_Page segmentation data_
□ □ □ □ □

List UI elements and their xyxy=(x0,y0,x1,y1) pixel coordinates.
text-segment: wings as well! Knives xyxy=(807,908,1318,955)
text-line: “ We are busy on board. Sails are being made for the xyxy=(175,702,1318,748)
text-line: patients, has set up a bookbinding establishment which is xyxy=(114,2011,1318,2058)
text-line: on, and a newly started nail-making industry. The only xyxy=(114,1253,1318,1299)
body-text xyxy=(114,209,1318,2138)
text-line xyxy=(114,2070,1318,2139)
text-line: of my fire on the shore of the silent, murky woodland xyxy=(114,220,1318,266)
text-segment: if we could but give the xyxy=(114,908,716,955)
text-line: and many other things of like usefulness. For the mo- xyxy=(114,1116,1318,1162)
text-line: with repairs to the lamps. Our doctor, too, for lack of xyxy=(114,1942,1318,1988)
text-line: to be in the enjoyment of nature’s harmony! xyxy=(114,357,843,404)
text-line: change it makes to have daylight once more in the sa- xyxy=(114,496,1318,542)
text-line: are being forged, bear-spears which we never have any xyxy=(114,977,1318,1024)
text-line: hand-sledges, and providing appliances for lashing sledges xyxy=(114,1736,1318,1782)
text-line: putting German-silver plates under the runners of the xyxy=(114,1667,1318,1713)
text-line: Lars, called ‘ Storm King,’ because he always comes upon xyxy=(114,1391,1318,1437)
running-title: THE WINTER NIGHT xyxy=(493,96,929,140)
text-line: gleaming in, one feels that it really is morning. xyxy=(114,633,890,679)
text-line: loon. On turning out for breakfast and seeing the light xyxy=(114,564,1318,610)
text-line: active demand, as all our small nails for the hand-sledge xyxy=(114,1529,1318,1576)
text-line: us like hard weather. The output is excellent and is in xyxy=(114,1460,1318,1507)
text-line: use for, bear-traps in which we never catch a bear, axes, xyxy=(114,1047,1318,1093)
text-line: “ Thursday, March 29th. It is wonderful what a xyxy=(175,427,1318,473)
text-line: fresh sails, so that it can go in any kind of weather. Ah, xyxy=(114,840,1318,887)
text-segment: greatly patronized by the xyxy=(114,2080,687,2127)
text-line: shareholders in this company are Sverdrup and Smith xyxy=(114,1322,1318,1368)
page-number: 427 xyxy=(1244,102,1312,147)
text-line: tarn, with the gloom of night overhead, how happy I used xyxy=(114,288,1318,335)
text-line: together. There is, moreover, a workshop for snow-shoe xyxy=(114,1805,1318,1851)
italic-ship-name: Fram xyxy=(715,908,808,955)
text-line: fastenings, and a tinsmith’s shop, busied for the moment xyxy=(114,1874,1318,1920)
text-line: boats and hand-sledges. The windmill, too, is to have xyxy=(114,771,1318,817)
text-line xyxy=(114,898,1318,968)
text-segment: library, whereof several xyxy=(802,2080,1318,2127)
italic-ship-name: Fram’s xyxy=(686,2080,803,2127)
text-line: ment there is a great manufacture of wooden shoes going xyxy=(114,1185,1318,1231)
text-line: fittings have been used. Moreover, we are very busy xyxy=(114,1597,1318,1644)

□ □ □ □ □

_Task statement_
Please write out each entry shown above exactly as given.

_Written solution_
List UI elements and their xyxy=(x0,y0,x1,y1) pixel coordinates.
text-segment: wings as well! Knives xyxy=(807,908,1318,955)
text-line: “ We are busy on board. Sails are being made for the xyxy=(175,702,1318,748)
text-line: patients, has set up a bookbinding establishment which is xyxy=(114,2011,1318,2058)
text-line: on, and a newly started nail-making industry. The only xyxy=(114,1253,1318,1299)
body-text xyxy=(114,209,1318,2138)
text-line xyxy=(114,2070,1318,2139)
text-line: of my fire on the shore of the silent, murky woodland xyxy=(114,220,1318,266)
text-segment: if we could but give the xyxy=(114,908,716,955)
text-line: and many other things of like usefulness. For the mo- xyxy=(114,1116,1318,1162)
text-line: with repairs to the lamps. Our doctor, too, for lack of xyxy=(114,1942,1318,1988)
text-line: to be in the enjoyment of nature’s harmony! xyxy=(114,357,843,404)
text-line: change it makes to have daylight once more in the sa- xyxy=(114,496,1318,542)
text-line: are being forged, bear-spears which we never have any xyxy=(114,977,1318,1024)
text-line: hand-sledges, and providing appliances for lashing sledges xyxy=(114,1736,1318,1782)
text-line: putting German-silver plates under the runners of the xyxy=(114,1667,1318,1713)
text-line: Lars, called ‘ Storm King,’ because he always comes upon xyxy=(114,1391,1318,1437)
running-title: THE WINTER NIGHT xyxy=(493,96,929,140)
text-line: gleaming in, one feels that it really is morning. xyxy=(114,633,890,679)
text-line: loon. On turning out for breakfast and seeing the light xyxy=(114,564,1318,610)
text-line: active demand, as all our small nails for the hand-sledge xyxy=(114,1529,1318,1576)
text-line: us like hard weather. The output is excellent and is in xyxy=(114,1460,1318,1507)
text-line: use for, bear-traps in which we never catch a bear, axes, xyxy=(114,1047,1318,1093)
text-line: “ Thursday, March 29th. It is wonderful what a xyxy=(175,427,1318,473)
text-line: fresh sails, so that it can go in any kind of weather. Ah, xyxy=(114,840,1318,887)
text-segment: greatly patronized by the xyxy=(114,2080,687,2127)
text-line: shareholders in this company are Sverdrup and Smith xyxy=(114,1322,1318,1368)
page-number: 427 xyxy=(1244,102,1312,147)
text-line: tarn, with the gloom of night overhead, how happy I used xyxy=(114,288,1318,335)
text-line: together. There is, moreover, a workshop for snow-shoe xyxy=(114,1805,1318,1851)
italic-ship-name: Fram xyxy=(715,908,808,955)
text-line: fastenings, and a tinsmith’s shop, busied for the moment xyxy=(114,1874,1318,1920)
text-line: boats and hand-sledges. The windmill, too, is to have xyxy=(114,771,1318,817)
text-line xyxy=(114,898,1318,968)
text-segment: library, whereof several xyxy=(802,2080,1318,2127)
italic-ship-name: Fram’s xyxy=(686,2080,803,2127)
text-line: ment there is a great manufacture of wooden shoes going xyxy=(114,1185,1318,1231)
text-line: fittings have been used. Moreover, we are very busy xyxy=(114,1597,1318,1644)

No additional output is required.